Locate each line in the records containing "paka". Copy it.

------------------------------

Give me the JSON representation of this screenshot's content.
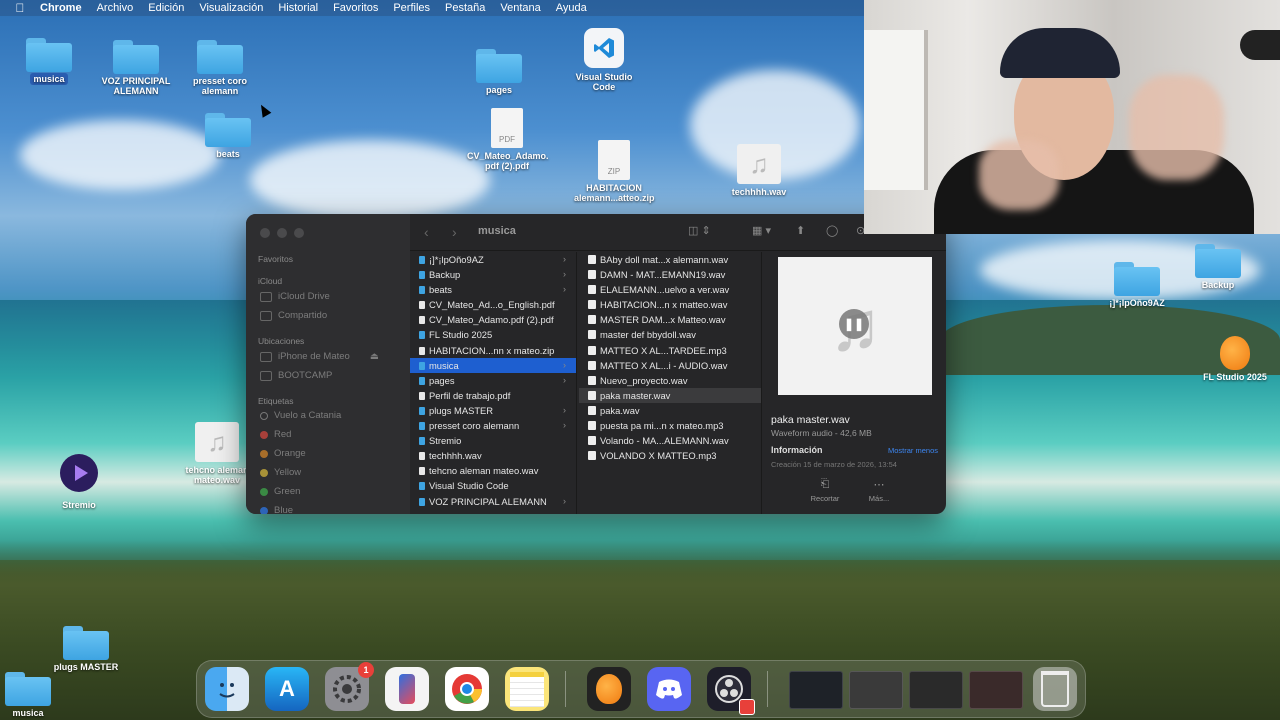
{
  "menubar": {
    "items": [
      "Chrome",
      "Archivo",
      "Edición",
      "Visualización",
      "Historial",
      "Favoritos",
      "Perfiles",
      "Pestaña",
      "Ventana",
      "Ayuda"
    ]
  },
  "desktop": {
    "icons": {
      "musica": "musica",
      "voz": "VOZ PRINCIPAL ALEMANN",
      "presset": "presset coro alemann",
      "beats": "beats",
      "pages": "pages",
      "cv": "CV_Mateo_Adamo. pdf (2).pdf",
      "vscode": "Visual Studio Code",
      "habitacion": "HABITACION alemann...atteo.zip",
      "techhhh": "techhhh.wav",
      "jpono": "¡]*¡lpOño9AZ",
      "backup": "Backup",
      "flstudio": "FL Studio 2025",
      "tehcno": "tehcno aleman mateo.wav",
      "stremio": "Stremio",
      "plugs": "plugs MASTER",
      "musica2": "musica"
    },
    "pdf_tag": "PDF",
    "zip_tag": "ZIP"
  },
  "finder": {
    "title": "musica",
    "sidebar": {
      "favoritos": "Favoritos",
      "icloud": "iCloud",
      "icloud_drive": "iCloud Drive",
      "compartido": "Compartido",
      "ubicaciones": "Ubicaciones",
      "iphone": "iPhone de Mateo",
      "bootcamp": "BOOTCAMP",
      "etiquetas": "Etiquetas",
      "tags": [
        "Vuelo a Catania",
        "Red",
        "Orange",
        "Yellow",
        "Green",
        "Blue"
      ]
    },
    "column1": [
      "¡]*¡lpOño9AZ",
      "Backup",
      "beats",
      "CV_Mateo_Ad...o_English.pdf",
      "CV_Mateo_Adamo.pdf (2).pdf",
      "FL Studio 2025",
      "HABITACION...nn x mateo.zip",
      "musica",
      "pages",
      "Perfil de trabajo.pdf",
      "plugs MASTER",
      "presset coro alemann",
      "Stremio",
      "techhhh.wav",
      "tehcno aleman mateo.wav",
      "Visual Studio Code",
      "VOZ PRINCIPAL ALEMANN"
    ],
    "column2": [
      "BAby doll mat...x alemann.wav",
      "DAMN - MAT...EMANN19.wav",
      "ELALEMANN...uelvo a ver.wav",
      "HABITACION...n x matteo.wav",
      "MASTER DAM...x Matteo.wav",
      "master def bbydoll.wav",
      "MATTEO X AL...TARDEE.mp3",
      "MATTEO X AL...i - AUDIO.wav",
      "Nuevo_proyecto.wav",
      "paka master.wav",
      "paka.wav",
      "puesta pa mi...n x mateo.mp3",
      "Volando - MA...ALEMANN.wav",
      "VOLANDO X MATTEO.mp3"
    ],
    "preview": {
      "name": "paka master.wav",
      "kind": "Waveform audio - 42,6 MB",
      "info": "Información",
      "more": "Mostrar menos",
      "created": "Creación      15 de marzo de 2026, 13:54",
      "action1": "Recortar",
      "action2": "Más..."
    }
  },
  "dock": {
    "settings_badge": "1"
  },
  "colors": {
    "selection": "#1e5fd0",
    "folder": "#4fb1ea",
    "tag_red": "#e0443b",
    "tag_orange": "#f0932b",
    "tag_yellow": "#f2c94c",
    "tag_green": "#3fb950",
    "tag_blue": "#3d86f0"
  }
}
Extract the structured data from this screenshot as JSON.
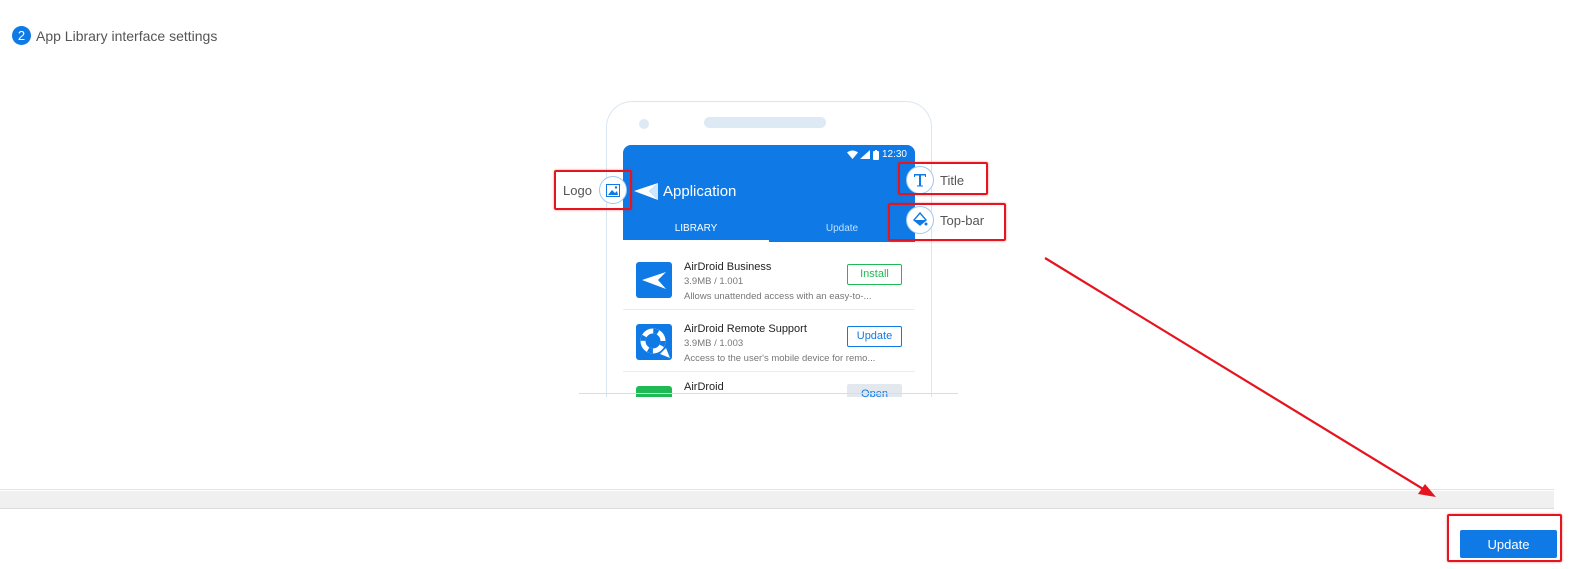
{
  "section": {
    "step_number": "2",
    "title": "App Library interface settings"
  },
  "preview": {
    "status_time": "12:30",
    "app_title": "Application",
    "tabs": [
      {
        "label": "LIBRARY",
        "active": true
      },
      {
        "label": "Update",
        "active": false
      }
    ],
    "apps": [
      {
        "name": "AirDroid Business",
        "size": "3.9MB / 1.001",
        "description": "Allows unattended access with an easy-to-...",
        "action": "Install"
      },
      {
        "name": "AirDroid Remote Support",
        "size": "3.9MB / 1.003",
        "description": "Access to the user's mobile device for remo...",
        "action": "Update"
      },
      {
        "name": "AirDroid",
        "size": "",
        "description": "",
        "action": "Open"
      }
    ]
  },
  "callouts": {
    "logo": "Logo",
    "title": "Title",
    "topbar": "Top-bar"
  },
  "footer": {
    "update_label": "Update"
  },
  "colors": {
    "accent": "#0f7ae5",
    "highlight": "#e5151f",
    "install": "#1fb955"
  }
}
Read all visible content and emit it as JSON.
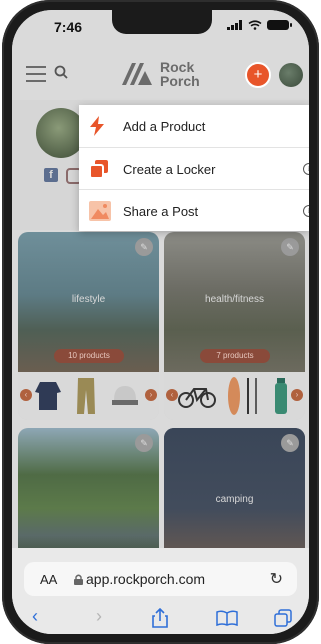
{
  "status": {
    "time": "7:46"
  },
  "brand": {
    "line1": "Rock",
    "line2": "Porch"
  },
  "header": {
    "plus_label": "+"
  },
  "social": {
    "facebook_glyph": "f"
  },
  "menu": {
    "items": [
      {
        "label": "Add a Product",
        "icon": "lightning-icon"
      },
      {
        "label": "Create a Locker",
        "icon": "locker-icon",
        "info": "i"
      },
      {
        "label": "Share a Post",
        "icon": "image-icon",
        "info": "i"
      }
    ]
  },
  "lockers": [
    {
      "title": "lifestyle",
      "count": "10 products"
    },
    {
      "title": "health/fitness",
      "count": "7 products"
    },
    {
      "title": ""
    },
    {
      "title": "camping"
    }
  ],
  "browser": {
    "aa": "AA",
    "url": "app.rockporch.com"
  },
  "colors": {
    "accent": "#e8552a",
    "link": "#2f6fd8"
  }
}
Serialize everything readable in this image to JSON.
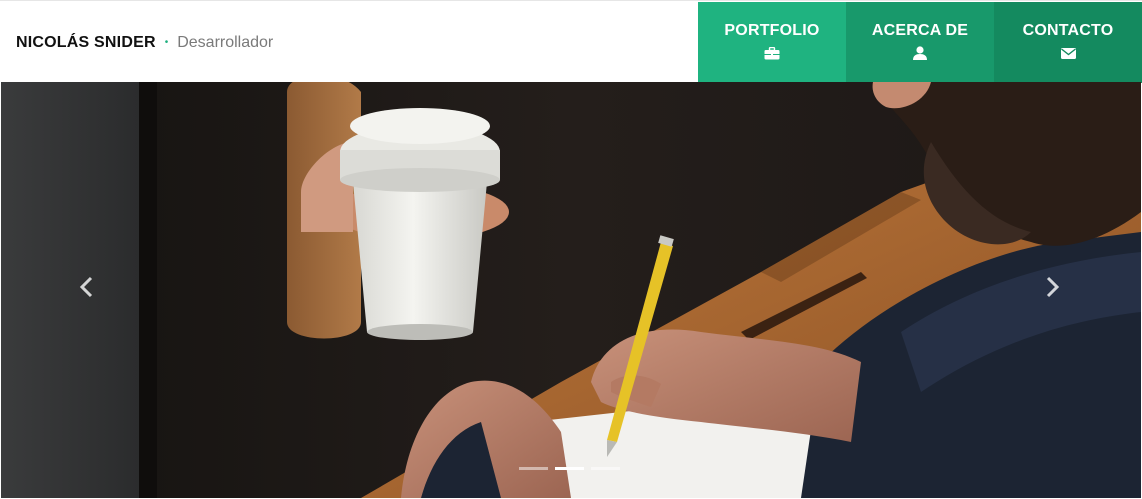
{
  "header": {
    "brand_name": "NICOLÁS SNIDER",
    "separator": "•",
    "role": "Desarrollador"
  },
  "nav": {
    "items": [
      {
        "label": "PORTFOLIO",
        "icon": "briefcase-icon",
        "color": "#1fb380"
      },
      {
        "label": "ACERCA DE",
        "icon": "user-icon",
        "color": "#18996b"
      },
      {
        "label": "CONTACTO",
        "icon": "envelope-icon",
        "color": "#148a5f"
      }
    ]
  },
  "carousel": {
    "slide_count": 3,
    "active_index": 1,
    "prev_icon": "chevron-left-icon",
    "next_icon": "chevron-right-icon"
  }
}
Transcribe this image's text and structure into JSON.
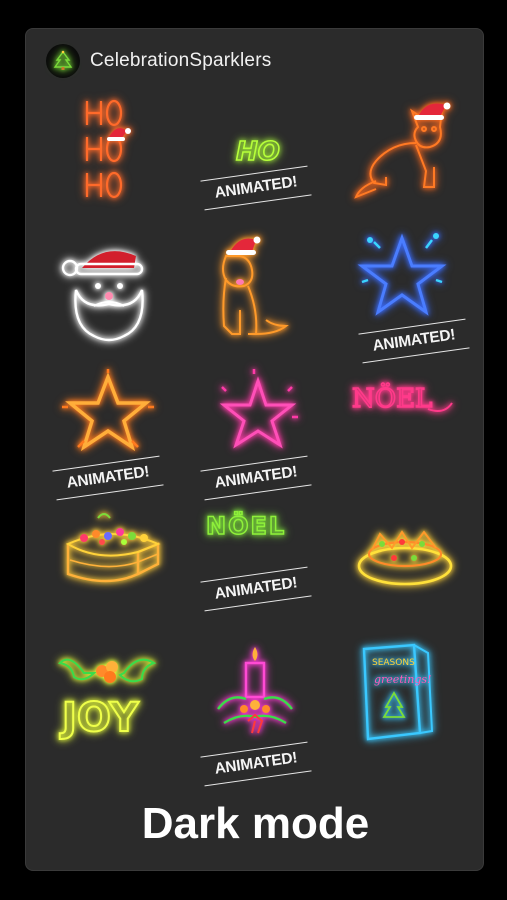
{
  "header": {
    "app_name": "CelebrationSparklers",
    "app_icon": "christmas-tree-icon"
  },
  "stickers": [
    {
      "name": "ho-ho-ho",
      "text": "HO",
      "animated": false
    },
    {
      "name": "ho-animated",
      "text": "HO",
      "animated": true,
      "badge": "ANIMATED!"
    },
    {
      "name": "cat-santa-hat",
      "animated": false
    },
    {
      "name": "santa-face",
      "animated": false
    },
    {
      "name": "dog-santa-hat",
      "animated": false
    },
    {
      "name": "blue-star",
      "animated": true,
      "badge": "ANIMATED!"
    },
    {
      "name": "orange-star",
      "animated": true,
      "badge": "ANIMATED!"
    },
    {
      "name": "pink-star",
      "animated": true,
      "badge": "ANIMATED!"
    },
    {
      "name": "noel-pink",
      "text": "NÖEL",
      "animated": false
    },
    {
      "name": "cake",
      "animated": false
    },
    {
      "name": "noel-green",
      "text": "NÖEL",
      "animated": true,
      "badge": "ANIMATED!"
    },
    {
      "name": "tart-plate",
      "animated": false
    },
    {
      "name": "joy-holly",
      "text": "JOY",
      "animated": false
    },
    {
      "name": "candle-wreath",
      "animated": true,
      "badge": "ANIMATED!"
    },
    {
      "name": "seasons-greetings-card",
      "text1": "SEASONS",
      "text2": "greetings!",
      "animated": false
    }
  ],
  "footer": {
    "label": "Dark mode"
  }
}
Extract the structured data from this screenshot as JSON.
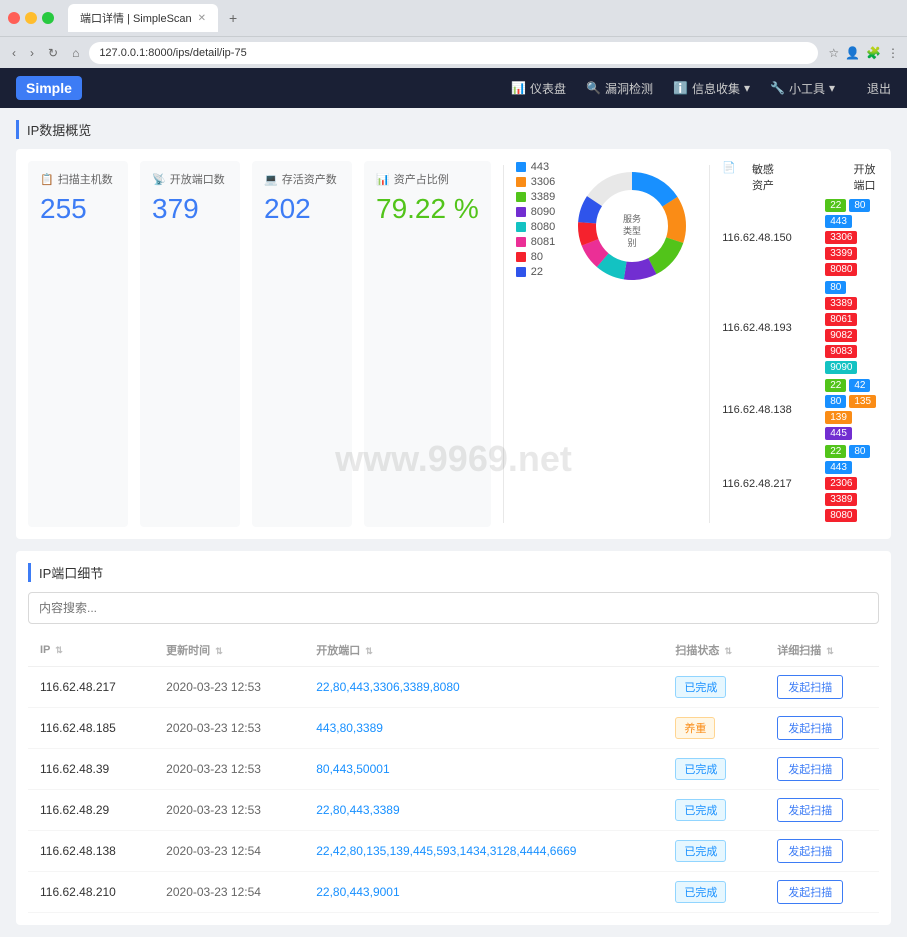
{
  "browser": {
    "tab_title": "端口详情 | SimpleScan",
    "url": "127.0.0.1:8000/ips/detail/ip-75",
    "new_tab_label": "+"
  },
  "header": {
    "logo": "Simple",
    "nav_items": [
      {
        "label": "仪表盘",
        "icon": "📊"
      },
      {
        "label": "漏洞检测",
        "icon": "🔍"
      },
      {
        "label": "信息收集",
        "icon": "ℹ",
        "has_dropdown": true
      },
      {
        "label": "小工具",
        "icon": "🔧",
        "has_dropdown": true
      }
    ],
    "exit_label": "退出"
  },
  "stats_section": {
    "title": "IP数据概览",
    "cards": [
      {
        "label": "扫描主机数",
        "value": "255",
        "color": "blue"
      },
      {
        "label": "开放端口数",
        "value": "379",
        "color": "blue"
      },
      {
        "label": "存活资产数",
        "value": "202",
        "color": "blue"
      },
      {
        "label": "资产占比例",
        "value": "79.22 %",
        "color": "green"
      }
    ],
    "legend": [
      {
        "color": "#1890ff",
        "value": "443"
      },
      {
        "color": "#fa8c16",
        "value": "3306"
      },
      {
        "color": "#52c41a",
        "value": "3389"
      },
      {
        "color": "#722ed1",
        "value": "8090"
      },
      {
        "color": "#13c2c2",
        "value": "8080"
      },
      {
        "color": "#eb2f96",
        "value": "8081"
      },
      {
        "color": "#f5222d",
        "value": "80"
      },
      {
        "color": "#2f54eb",
        "value": "22"
      }
    ],
    "sensitive_title": "敏感资产",
    "sensitive_col": "开放端口",
    "sensitive_rows": [
      {
        "ip": "116.62.48.150",
        "tags": [
          {
            "value": "22",
            "class": "tag-green"
          },
          {
            "value": "80",
            "class": "tag-blue"
          },
          {
            "value": "443",
            "class": "tag-blue"
          },
          {
            "value": "3306",
            "class": "tag-red"
          },
          {
            "value": "3399",
            "class": "tag-red"
          },
          {
            "value": "8080",
            "class": "tag-red"
          }
        ]
      },
      {
        "ip": "116.62.48.193",
        "tags": [
          {
            "value": "80",
            "class": "tag-blue"
          },
          {
            "value": "3389",
            "class": "tag-red"
          },
          {
            "value": "8061",
            "class": "tag-red"
          },
          {
            "value": "9082",
            "class": "tag-red"
          },
          {
            "value": "9083",
            "class": "tag-red"
          },
          {
            "value": "9090",
            "class": "tag-cyan"
          }
        ]
      },
      {
        "ip": "116.62.48.138",
        "tags": [
          {
            "value": "22",
            "class": "tag-green"
          },
          {
            "value": "42",
            "class": "tag-blue"
          },
          {
            "value": "80",
            "class": "tag-blue"
          },
          {
            "value": "135",
            "class": "tag-orange"
          },
          {
            "value": "139",
            "class": "tag-orange"
          },
          {
            "value": "445",
            "class": "tag-purple"
          }
        ]
      },
      {
        "ip": "116.62.48.217",
        "tags": [
          {
            "value": "22",
            "class": "tag-green"
          },
          {
            "value": "80",
            "class": "tag-blue"
          },
          {
            "value": "443",
            "class": "tag-blue"
          },
          {
            "value": "2306",
            "class": "tag-red"
          },
          {
            "value": "3389",
            "class": "tag-red"
          },
          {
            "value": "8080",
            "class": "tag-red"
          }
        ]
      }
    ]
  },
  "table_section": {
    "title": "IP端口细节",
    "search_placeholder": "内容搜索...",
    "columns": [
      "IP",
      "更新时间",
      "开放端口",
      "扫描状态",
      "详细扫描"
    ],
    "rows": [
      {
        "ip": "116.62.48.217",
        "time": "2020-03-23 12:53",
        "ports": "22,80,443,3306,3389,8080",
        "status": "已完成",
        "status_type": "done",
        "btn": "发起扫描"
      },
      {
        "ip": "116.62.48.185",
        "time": "2020-03-23 12:53",
        "ports": "443,80,3389",
        "status": "养重",
        "status_type": "queued",
        "btn": "发起扫描"
      },
      {
        "ip": "116.62.48.39",
        "time": "2020-03-23 12:53",
        "ports": "80,443,50001",
        "status": "已完成",
        "status_type": "done",
        "btn": "发起扫描"
      },
      {
        "ip": "116.62.48.29",
        "time": "2020-03-23 12:53",
        "ports": "22,80,443,3389",
        "status": "已完成",
        "status_type": "done",
        "btn": "发起扫描"
      },
      {
        "ip": "116.62.48.138",
        "time": "2020-03-23 12:54",
        "ports": "22,42,80,135,139,445,593,1434,3128,4444,6669",
        "status": "已完成",
        "status_type": "done",
        "btn": "发起扫描"
      },
      {
        "ip": "116.62.48.210",
        "time": "2020-03-23 12:54",
        "ports": "22,80,443,9001",
        "status": "已完成",
        "status_type": "done",
        "btn": "发起扫描"
      }
    ]
  },
  "watermark": "www.9969.net"
}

------------------------------

> **WRITTEN SOLUTION**:
      "paka master.wav",
      "paka.wav",
      "name": "paka master.wav",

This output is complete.